#### [Exercise directions]
The records below must be retyped exactly.

#### [Supplied data]
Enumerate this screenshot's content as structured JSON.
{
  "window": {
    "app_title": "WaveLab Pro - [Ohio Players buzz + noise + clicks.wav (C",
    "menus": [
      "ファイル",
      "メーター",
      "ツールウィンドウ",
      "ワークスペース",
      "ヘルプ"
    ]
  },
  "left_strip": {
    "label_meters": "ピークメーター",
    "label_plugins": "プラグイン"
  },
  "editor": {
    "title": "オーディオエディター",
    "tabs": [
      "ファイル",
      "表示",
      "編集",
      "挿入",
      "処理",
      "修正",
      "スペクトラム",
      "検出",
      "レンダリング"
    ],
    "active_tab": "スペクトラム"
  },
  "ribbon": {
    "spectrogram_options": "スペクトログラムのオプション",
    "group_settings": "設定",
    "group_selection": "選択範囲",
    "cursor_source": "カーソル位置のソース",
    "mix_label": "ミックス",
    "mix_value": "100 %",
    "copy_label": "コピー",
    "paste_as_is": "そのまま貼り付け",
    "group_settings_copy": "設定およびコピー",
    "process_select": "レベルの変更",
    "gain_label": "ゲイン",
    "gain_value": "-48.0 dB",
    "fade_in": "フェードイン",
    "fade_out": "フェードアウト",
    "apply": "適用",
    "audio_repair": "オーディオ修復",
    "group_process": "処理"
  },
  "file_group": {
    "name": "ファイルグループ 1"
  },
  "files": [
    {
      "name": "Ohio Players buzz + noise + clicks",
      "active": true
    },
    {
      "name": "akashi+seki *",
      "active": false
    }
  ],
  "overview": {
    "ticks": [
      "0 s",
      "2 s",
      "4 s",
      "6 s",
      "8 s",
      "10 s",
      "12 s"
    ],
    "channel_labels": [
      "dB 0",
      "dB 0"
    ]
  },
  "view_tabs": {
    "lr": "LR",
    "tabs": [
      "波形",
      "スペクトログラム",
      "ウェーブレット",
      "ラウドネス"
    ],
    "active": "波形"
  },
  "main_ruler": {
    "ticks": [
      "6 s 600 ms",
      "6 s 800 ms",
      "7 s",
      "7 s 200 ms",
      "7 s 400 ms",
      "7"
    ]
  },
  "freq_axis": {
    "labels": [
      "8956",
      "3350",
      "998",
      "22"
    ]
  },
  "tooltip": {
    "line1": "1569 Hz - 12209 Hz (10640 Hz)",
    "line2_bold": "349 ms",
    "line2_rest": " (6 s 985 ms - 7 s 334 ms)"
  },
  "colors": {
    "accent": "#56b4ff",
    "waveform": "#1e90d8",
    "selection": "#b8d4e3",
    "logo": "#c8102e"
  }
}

#### [Completed task]
Enumerate this screenshot's content as structured JSON.
{
  "window": {
    "app_title": "WaveLab Pro - [Ohio Players buzz + noise + clicks.wav (C",
    "menus": [
      "ファイル",
      "メーター",
      "ツールウィンドウ",
      "ワークスペース",
      "ヘルプ"
    ]
  },
  "left_strip": {
    "label_meters": "ピークメーター",
    "label_plugins": "プラグイン"
  },
  "editor": {
    "title": "オーディオエディター",
    "tabs": [
      "ファイル",
      "表示",
      "編集",
      "挿入",
      "処理",
      "修正",
      "スペクトラム",
      "検出",
      "レンダリング"
    ],
    "active_tab": "スペクトラム"
  },
  "ribbon": {
    "spectrogram_options": "スペクトログラムのオプション",
    "group_settings": "設定",
    "group_selection": "選択範囲",
    "cursor_source": "カーソル位置のソース",
    "mix_label": "ミックス",
    "mix_value": "100 %",
    "copy_label": "コピー",
    "paste_as_is": "そのまま貼り付け",
    "group_settings_copy": "設定およびコピー",
    "process_select": "レベルの変更",
    "gain_label": "ゲイン",
    "gain_value": "-48.0 dB",
    "fade_in": "フェードイン",
    "fade_out": "フェードアウト",
    "apply": "適用",
    "audio_repair": "オーディオ修復",
    "group_process": "処理"
  },
  "file_group": {
    "name": "ファイルグループ 1"
  },
  "files": [
    {
      "name": "Ohio Players buzz + noise + clicks",
      "active": true
    },
    {
      "name": "akashi+seki *",
      "active": false
    }
  ],
  "overview": {
    "ticks": [
      "0 s",
      "2 s",
      "4 s",
      "6 s",
      "8 s",
      "10 s",
      "12 s"
    ],
    "channel_labels": [
      "dB 0",
      "dB 0"
    ]
  },
  "view_tabs": {
    "lr": "LR",
    "tabs": [
      "波形",
      "スペクトログラム",
      "ウェーブレット",
      "ラウドネス"
    ],
    "active": "波形"
  },
  "main_ruler": {
    "ticks": [
      "6 s 600 ms",
      "6 s 800 ms",
      "7 s",
      "7 s 200 ms",
      "7 s 400 ms",
      "7"
    ]
  },
  "freq_axis": {
    "labels": [
      "8956",
      "3350",
      "998",
      "22"
    ]
  },
  "tooltip": {
    "line1": "1569 Hz - 12209 Hz (10640 Hz)",
    "line2_bold": "349 ms",
    "line2_rest": " (6 s 985 ms - 7 s 334 ms)"
  },
  "colors": {
    "accent": "#56b4ff",
    "waveform": "#1e90d8",
    "selection": "#b8d4e3",
    "logo": "#c8102e"
  }
}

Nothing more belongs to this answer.